**EXERCISE DETAILS**
Copy, from the entries below, each line where the word "text" can be found.

**DATA SHOWN**
++++++++++++++++++++

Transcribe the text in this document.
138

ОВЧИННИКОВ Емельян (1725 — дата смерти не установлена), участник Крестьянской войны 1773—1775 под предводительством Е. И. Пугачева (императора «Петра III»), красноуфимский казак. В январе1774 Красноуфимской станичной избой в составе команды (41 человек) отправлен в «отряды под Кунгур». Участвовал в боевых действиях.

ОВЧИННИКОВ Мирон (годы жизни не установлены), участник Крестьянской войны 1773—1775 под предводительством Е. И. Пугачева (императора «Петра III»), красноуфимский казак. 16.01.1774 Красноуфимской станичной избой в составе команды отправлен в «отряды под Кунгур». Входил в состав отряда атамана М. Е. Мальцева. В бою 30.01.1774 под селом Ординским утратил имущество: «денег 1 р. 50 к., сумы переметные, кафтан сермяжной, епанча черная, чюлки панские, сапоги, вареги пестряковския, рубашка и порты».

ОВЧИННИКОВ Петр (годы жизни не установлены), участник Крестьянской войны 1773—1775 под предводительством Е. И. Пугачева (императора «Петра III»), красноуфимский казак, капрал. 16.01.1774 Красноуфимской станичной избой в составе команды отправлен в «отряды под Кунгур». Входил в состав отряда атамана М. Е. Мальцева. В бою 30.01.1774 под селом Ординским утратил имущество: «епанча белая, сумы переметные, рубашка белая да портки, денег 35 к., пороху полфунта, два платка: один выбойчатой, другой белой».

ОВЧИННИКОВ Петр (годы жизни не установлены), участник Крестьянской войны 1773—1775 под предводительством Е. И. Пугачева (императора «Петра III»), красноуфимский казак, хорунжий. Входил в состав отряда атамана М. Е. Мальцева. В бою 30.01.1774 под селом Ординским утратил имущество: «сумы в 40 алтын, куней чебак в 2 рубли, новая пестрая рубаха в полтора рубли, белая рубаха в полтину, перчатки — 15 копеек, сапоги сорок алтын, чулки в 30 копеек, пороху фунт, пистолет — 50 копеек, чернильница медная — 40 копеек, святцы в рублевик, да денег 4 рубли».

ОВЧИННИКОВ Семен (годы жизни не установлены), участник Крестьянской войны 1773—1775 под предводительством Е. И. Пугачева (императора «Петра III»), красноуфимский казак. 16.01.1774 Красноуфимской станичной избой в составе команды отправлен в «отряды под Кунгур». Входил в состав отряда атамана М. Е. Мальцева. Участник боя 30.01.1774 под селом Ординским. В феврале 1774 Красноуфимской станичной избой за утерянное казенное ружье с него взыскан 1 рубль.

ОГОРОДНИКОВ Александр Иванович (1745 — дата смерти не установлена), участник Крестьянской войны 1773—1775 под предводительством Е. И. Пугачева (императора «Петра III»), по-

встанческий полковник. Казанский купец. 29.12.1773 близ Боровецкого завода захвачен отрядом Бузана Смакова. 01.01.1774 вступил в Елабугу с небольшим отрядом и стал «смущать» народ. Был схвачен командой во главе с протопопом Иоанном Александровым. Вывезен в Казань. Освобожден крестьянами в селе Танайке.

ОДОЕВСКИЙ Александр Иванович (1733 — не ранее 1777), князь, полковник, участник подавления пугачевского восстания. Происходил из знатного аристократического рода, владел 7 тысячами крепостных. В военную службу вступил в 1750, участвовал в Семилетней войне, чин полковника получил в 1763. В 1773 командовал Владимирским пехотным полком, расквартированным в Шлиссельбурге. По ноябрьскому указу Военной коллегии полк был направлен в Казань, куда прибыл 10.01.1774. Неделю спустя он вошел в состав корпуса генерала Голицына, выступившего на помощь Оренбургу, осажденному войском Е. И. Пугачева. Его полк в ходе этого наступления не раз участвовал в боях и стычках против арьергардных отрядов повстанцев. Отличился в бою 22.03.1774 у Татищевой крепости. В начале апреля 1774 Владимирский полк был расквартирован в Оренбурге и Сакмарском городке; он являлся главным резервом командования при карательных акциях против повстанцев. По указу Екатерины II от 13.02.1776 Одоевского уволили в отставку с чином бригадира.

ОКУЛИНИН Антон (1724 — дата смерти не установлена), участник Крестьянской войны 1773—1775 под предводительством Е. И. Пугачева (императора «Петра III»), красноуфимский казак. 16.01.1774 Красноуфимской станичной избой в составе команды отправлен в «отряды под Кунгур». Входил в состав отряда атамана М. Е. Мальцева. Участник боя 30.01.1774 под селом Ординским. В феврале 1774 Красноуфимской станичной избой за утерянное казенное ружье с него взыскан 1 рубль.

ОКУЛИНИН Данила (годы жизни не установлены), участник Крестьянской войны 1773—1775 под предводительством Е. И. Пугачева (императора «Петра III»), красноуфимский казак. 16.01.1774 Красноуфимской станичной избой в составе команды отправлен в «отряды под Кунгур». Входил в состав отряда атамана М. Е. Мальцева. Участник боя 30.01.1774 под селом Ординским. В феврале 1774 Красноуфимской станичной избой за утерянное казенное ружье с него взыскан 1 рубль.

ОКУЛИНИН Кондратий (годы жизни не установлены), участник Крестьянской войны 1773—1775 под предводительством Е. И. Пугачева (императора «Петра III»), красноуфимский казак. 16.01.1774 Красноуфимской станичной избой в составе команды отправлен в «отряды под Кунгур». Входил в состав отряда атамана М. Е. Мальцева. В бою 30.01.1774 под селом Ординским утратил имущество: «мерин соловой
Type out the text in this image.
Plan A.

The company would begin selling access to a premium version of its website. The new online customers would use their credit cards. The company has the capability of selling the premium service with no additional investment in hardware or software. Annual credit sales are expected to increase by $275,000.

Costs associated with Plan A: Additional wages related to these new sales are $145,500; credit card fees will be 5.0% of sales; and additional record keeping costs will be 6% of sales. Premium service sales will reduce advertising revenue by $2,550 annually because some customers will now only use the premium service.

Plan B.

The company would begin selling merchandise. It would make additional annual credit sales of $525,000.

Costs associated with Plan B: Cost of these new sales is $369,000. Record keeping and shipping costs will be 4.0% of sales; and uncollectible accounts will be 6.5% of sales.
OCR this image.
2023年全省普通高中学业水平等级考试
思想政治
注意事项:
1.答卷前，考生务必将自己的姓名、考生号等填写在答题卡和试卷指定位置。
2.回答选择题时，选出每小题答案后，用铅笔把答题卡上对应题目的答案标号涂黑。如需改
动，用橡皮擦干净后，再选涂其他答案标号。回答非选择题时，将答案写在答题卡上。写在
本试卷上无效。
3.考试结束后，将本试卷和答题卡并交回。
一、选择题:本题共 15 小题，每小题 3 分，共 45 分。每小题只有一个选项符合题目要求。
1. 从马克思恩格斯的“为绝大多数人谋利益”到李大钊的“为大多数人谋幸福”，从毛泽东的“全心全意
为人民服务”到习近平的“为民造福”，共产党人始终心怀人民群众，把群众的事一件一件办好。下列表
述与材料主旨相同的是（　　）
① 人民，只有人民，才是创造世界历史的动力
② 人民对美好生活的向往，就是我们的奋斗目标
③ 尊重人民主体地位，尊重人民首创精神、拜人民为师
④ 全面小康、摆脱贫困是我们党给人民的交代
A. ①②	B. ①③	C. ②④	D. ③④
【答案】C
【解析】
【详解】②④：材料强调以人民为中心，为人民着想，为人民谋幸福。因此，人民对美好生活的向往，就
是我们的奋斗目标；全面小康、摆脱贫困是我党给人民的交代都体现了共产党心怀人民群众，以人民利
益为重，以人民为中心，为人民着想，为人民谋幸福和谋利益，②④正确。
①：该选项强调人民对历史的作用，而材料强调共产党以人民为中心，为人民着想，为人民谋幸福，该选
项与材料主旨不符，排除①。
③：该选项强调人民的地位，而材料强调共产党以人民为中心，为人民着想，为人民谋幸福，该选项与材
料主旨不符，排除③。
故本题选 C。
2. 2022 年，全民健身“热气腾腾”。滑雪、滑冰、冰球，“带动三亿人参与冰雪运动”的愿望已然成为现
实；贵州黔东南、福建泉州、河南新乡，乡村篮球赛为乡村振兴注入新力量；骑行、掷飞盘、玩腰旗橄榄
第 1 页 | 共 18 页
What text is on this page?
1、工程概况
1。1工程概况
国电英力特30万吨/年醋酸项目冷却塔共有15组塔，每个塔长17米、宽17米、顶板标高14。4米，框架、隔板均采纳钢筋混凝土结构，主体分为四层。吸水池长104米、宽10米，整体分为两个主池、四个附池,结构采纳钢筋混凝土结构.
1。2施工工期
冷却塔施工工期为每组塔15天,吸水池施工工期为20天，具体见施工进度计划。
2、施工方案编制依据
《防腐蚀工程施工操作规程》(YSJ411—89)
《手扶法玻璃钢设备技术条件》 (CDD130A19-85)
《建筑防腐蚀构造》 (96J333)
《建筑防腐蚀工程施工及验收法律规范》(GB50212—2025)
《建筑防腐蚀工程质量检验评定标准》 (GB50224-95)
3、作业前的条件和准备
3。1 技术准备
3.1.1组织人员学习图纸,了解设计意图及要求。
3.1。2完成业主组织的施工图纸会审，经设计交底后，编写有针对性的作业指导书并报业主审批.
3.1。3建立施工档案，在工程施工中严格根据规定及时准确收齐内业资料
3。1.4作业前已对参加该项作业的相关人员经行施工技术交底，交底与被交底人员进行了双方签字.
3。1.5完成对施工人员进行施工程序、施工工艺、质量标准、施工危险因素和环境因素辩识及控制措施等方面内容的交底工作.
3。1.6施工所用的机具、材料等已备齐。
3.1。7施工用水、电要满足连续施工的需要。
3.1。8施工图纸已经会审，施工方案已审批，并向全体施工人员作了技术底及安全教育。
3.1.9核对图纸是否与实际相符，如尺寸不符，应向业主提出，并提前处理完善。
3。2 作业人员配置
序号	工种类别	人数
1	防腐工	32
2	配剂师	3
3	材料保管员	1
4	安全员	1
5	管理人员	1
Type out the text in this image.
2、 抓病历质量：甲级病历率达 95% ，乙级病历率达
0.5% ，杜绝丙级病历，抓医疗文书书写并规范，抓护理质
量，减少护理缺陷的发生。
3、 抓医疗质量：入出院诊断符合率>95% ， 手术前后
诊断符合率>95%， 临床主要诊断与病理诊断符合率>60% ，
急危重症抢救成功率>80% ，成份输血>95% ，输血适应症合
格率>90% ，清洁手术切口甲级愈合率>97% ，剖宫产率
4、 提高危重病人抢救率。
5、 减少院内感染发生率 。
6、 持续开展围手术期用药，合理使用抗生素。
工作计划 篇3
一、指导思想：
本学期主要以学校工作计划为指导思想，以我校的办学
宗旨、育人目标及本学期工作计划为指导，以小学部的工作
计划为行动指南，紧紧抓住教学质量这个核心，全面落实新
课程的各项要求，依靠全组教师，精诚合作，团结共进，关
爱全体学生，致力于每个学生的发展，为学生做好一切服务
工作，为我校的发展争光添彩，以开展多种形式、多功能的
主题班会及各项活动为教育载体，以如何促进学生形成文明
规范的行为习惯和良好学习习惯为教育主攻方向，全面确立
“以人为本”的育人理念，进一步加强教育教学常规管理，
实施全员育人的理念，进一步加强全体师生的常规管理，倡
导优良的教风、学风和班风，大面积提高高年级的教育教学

++++++++++++++++++++

**THE ANSWER**
Transcribe the text in this document.
Type out the text in this image.
What text is on this page?
Type out the text in this image.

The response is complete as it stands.